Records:
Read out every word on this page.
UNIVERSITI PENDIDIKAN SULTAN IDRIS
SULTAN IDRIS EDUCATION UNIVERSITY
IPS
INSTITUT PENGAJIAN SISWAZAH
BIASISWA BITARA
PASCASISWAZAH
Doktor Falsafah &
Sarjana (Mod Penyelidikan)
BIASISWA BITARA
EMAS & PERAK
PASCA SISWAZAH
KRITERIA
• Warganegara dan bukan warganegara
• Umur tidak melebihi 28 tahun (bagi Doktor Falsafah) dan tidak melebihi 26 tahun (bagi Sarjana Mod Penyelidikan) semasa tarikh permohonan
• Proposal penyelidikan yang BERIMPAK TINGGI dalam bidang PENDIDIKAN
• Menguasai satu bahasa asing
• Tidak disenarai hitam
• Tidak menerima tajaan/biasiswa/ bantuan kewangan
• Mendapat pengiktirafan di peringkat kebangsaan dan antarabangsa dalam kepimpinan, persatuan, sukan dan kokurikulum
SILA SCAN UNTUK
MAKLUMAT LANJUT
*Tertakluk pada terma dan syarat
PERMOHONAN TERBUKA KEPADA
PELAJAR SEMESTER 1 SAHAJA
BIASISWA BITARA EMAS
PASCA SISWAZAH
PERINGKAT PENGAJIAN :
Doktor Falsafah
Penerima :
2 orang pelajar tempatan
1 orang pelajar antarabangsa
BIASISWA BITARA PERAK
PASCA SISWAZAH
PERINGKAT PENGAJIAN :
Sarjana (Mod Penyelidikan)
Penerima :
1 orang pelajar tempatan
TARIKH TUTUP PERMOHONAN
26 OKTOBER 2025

Aim of the exercise:
Each line of the material should be duplicated exactly, please.

Result for this task:
Read out every word on this page.
UNIVERSITI PENDIDIKAN SULTAN IDRIS
SULTAN IDRIS EDUCATION UNIVERSITY
IPS
INSTITUT PENGAJIAN SISWAZAH
BIASISWA BITARA
PASCASISWAZAH
Doktor Falsafah &
Sarjana (Mod Penyelidikan)
BIASISWA BITARA
EMAS & PERAK
PASCA SISWAZAH
KRITERIA
• Warganegara dan bukan warganegara
• Umur tidak melebihi 28 tahun (bagi Doktor Falsafah) dan tidak melebihi 26 tahun (bagi Sarjana Mod Penyelidikan) semasa tarikh permohonan
• Proposal penyelidikan yang BERIMPAK TINGGI dalam bidang PENDIDIKAN
• Menguasai satu bahasa asing
• Tidak disenarai hitam
• Tidak menerima tajaan/biasiswa/ bantuan kewangan
• Mendapat pengiktirafan di peringkat kebangsaan dan antarabangsa dalam kepimpinan, persatuan, sukan dan kokurikulum
SILA SCAN UNTUK
MAKLUMAT LANJUT
*Tertakluk pada terma dan syarat
PERMOHONAN TERBUKA KEPADA
PELAJAR SEMESTER 1 SAHAJA
BIASISWA BITARA EMAS
PASCA SISWAZAH
PERINGKAT PENGAJIAN :
Doktor Falsafah
Penerima :
2 orang pelajar tempatan
1 orang pelajar antarabangsa
BIASISWA BITARA PERAK
PASCA SISWAZAH
PERINGKAT PENGAJIAN :
Sarjana (Mod Penyelidikan)
Penerima :
1 orang pelajar tempatan
TARIKH TUTUP PERMOHONAN
26 OKTOBER 2025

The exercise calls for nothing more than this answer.